What the task requires: Find all lines in the listing that include the word "COVID", then copy them.

Listed records:
--*--
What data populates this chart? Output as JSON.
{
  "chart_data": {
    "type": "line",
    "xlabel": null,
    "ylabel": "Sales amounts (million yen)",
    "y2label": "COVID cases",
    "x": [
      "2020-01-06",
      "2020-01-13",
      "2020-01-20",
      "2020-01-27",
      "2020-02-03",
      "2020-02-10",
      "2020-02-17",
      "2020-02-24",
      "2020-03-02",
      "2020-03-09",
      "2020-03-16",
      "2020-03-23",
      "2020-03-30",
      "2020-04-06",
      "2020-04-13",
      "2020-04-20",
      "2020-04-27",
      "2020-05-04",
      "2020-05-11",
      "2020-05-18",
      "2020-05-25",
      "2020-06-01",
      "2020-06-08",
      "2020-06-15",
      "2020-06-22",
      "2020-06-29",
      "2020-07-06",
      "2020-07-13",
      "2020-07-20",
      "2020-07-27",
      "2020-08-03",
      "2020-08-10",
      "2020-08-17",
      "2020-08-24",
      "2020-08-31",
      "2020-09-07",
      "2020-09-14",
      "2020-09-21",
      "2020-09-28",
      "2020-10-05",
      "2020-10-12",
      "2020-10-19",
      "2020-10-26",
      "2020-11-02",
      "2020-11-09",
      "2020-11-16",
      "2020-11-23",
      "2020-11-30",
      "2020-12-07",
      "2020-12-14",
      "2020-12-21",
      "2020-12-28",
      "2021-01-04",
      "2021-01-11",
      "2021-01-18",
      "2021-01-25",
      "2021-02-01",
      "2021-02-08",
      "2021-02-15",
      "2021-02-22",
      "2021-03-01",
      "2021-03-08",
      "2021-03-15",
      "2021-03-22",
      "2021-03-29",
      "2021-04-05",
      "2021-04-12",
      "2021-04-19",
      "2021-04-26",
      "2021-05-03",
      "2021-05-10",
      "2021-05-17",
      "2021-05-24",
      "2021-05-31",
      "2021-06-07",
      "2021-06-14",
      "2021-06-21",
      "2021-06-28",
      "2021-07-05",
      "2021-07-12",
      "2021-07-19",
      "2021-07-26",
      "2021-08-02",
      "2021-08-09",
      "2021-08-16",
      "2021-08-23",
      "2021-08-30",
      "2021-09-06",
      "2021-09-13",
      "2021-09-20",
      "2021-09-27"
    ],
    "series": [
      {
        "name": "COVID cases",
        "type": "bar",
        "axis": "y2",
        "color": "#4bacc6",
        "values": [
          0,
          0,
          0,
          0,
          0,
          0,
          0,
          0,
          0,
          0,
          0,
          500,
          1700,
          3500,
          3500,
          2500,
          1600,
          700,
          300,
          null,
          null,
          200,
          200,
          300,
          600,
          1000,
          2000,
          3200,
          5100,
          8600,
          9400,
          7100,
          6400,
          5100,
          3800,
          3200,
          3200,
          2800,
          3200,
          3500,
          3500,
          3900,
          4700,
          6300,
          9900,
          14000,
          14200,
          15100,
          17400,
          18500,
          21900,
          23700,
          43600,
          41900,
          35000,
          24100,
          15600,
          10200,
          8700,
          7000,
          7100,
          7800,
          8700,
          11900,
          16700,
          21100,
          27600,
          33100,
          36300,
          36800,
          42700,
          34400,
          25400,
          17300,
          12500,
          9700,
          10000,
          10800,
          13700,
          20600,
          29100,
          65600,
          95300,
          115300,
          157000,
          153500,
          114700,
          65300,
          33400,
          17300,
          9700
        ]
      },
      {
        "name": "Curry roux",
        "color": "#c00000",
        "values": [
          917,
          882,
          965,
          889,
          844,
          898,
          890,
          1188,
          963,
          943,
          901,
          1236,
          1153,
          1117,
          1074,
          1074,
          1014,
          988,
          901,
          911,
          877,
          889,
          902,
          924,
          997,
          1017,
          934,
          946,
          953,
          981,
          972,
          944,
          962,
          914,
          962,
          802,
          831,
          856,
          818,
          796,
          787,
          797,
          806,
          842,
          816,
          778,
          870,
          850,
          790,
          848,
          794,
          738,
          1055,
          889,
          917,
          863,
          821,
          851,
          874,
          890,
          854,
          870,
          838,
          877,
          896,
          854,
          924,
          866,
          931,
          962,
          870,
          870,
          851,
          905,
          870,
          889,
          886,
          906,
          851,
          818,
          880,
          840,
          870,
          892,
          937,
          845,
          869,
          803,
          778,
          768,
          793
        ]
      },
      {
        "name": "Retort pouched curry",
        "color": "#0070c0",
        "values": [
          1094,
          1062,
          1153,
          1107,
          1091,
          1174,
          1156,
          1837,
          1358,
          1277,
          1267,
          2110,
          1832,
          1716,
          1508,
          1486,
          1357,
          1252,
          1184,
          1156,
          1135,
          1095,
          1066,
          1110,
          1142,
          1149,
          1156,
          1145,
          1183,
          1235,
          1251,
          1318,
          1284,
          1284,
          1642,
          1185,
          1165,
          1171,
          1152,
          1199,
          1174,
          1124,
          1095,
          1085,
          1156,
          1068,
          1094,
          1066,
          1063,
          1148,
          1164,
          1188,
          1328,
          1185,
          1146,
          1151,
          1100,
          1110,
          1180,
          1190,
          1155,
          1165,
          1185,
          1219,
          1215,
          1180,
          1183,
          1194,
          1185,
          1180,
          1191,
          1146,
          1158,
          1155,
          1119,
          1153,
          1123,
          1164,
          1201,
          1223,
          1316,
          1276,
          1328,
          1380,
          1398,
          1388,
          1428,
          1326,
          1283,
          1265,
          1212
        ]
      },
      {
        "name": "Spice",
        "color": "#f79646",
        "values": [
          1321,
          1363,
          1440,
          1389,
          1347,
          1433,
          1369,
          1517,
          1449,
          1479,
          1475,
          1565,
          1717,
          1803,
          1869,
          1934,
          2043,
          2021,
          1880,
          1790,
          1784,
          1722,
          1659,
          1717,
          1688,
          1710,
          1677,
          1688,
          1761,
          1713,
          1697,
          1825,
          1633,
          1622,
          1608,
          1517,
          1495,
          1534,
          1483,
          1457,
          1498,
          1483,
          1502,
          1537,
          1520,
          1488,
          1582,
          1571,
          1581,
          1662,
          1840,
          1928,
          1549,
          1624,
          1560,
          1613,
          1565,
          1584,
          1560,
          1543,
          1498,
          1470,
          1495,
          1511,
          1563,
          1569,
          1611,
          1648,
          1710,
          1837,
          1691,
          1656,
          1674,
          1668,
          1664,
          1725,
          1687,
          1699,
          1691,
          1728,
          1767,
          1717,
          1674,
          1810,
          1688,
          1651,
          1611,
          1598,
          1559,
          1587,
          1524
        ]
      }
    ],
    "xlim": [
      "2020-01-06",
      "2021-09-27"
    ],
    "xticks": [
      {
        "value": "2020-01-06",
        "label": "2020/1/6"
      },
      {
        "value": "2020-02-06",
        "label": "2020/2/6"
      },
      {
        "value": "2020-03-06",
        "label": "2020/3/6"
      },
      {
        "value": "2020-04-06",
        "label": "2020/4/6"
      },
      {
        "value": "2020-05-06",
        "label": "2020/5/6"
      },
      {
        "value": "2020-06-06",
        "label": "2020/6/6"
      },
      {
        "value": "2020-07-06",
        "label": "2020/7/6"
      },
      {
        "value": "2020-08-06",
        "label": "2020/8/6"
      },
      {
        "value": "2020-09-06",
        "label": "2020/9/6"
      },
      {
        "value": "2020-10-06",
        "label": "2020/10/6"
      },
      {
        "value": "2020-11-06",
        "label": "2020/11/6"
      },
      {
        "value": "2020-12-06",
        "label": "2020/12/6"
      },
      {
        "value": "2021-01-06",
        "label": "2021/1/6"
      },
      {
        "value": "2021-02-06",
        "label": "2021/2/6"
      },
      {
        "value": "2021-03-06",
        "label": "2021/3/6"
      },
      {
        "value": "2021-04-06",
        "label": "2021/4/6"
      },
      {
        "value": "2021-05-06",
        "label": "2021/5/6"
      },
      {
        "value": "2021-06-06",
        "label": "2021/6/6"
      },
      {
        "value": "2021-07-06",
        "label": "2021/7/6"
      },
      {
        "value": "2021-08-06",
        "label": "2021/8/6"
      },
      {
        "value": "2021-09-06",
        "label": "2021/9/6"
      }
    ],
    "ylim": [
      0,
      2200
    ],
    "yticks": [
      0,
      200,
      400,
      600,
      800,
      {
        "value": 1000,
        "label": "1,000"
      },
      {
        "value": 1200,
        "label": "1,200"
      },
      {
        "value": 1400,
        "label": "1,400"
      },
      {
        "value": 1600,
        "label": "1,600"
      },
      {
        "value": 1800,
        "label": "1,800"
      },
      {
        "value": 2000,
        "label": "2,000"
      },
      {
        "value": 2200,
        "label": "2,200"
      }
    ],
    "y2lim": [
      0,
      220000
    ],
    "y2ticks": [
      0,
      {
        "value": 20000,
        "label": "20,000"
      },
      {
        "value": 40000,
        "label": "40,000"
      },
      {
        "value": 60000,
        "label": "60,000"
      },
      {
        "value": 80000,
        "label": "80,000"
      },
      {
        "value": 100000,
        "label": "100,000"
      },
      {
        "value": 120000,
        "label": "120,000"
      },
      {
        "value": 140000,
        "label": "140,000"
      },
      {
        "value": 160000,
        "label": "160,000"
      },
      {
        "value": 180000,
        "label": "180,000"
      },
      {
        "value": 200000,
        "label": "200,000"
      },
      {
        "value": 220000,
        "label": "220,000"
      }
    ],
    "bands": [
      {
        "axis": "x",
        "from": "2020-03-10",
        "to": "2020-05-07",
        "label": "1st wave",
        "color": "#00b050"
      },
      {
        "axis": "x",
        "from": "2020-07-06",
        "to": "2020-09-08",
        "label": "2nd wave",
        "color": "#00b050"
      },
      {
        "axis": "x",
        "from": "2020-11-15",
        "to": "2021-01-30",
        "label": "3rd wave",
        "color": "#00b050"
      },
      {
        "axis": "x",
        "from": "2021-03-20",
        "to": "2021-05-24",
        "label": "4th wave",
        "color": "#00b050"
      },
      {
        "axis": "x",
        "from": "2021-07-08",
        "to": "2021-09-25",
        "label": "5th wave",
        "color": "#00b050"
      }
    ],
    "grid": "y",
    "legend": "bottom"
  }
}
--*--
Result of the task:
    "y2label": "COVID cases",
        "name": "COVID cases",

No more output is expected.